**Exercise data**
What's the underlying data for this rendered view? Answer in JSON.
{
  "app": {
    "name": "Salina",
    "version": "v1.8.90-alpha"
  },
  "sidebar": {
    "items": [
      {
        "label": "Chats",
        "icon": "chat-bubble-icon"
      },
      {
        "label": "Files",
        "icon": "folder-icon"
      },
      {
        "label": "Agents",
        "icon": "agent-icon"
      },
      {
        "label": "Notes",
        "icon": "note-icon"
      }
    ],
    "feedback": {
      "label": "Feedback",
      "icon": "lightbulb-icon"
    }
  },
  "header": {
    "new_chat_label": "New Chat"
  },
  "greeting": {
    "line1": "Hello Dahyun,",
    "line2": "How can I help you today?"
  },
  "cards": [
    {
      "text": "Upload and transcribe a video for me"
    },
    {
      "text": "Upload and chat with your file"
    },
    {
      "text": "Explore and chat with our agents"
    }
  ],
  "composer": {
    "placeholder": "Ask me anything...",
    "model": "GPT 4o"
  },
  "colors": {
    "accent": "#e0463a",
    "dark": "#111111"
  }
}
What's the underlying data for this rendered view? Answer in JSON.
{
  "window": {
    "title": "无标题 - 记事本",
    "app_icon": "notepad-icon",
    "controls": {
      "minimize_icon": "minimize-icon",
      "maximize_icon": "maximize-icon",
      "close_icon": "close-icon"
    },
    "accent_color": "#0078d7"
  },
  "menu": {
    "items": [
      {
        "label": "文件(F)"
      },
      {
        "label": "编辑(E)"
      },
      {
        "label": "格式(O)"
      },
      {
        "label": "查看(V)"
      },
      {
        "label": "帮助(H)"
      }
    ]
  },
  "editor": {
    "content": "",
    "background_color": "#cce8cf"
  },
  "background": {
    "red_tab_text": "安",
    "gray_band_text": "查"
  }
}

**Exercise brief**
State how many lines of the records hold the string "Upload", and nothing else.

**Full solution**
2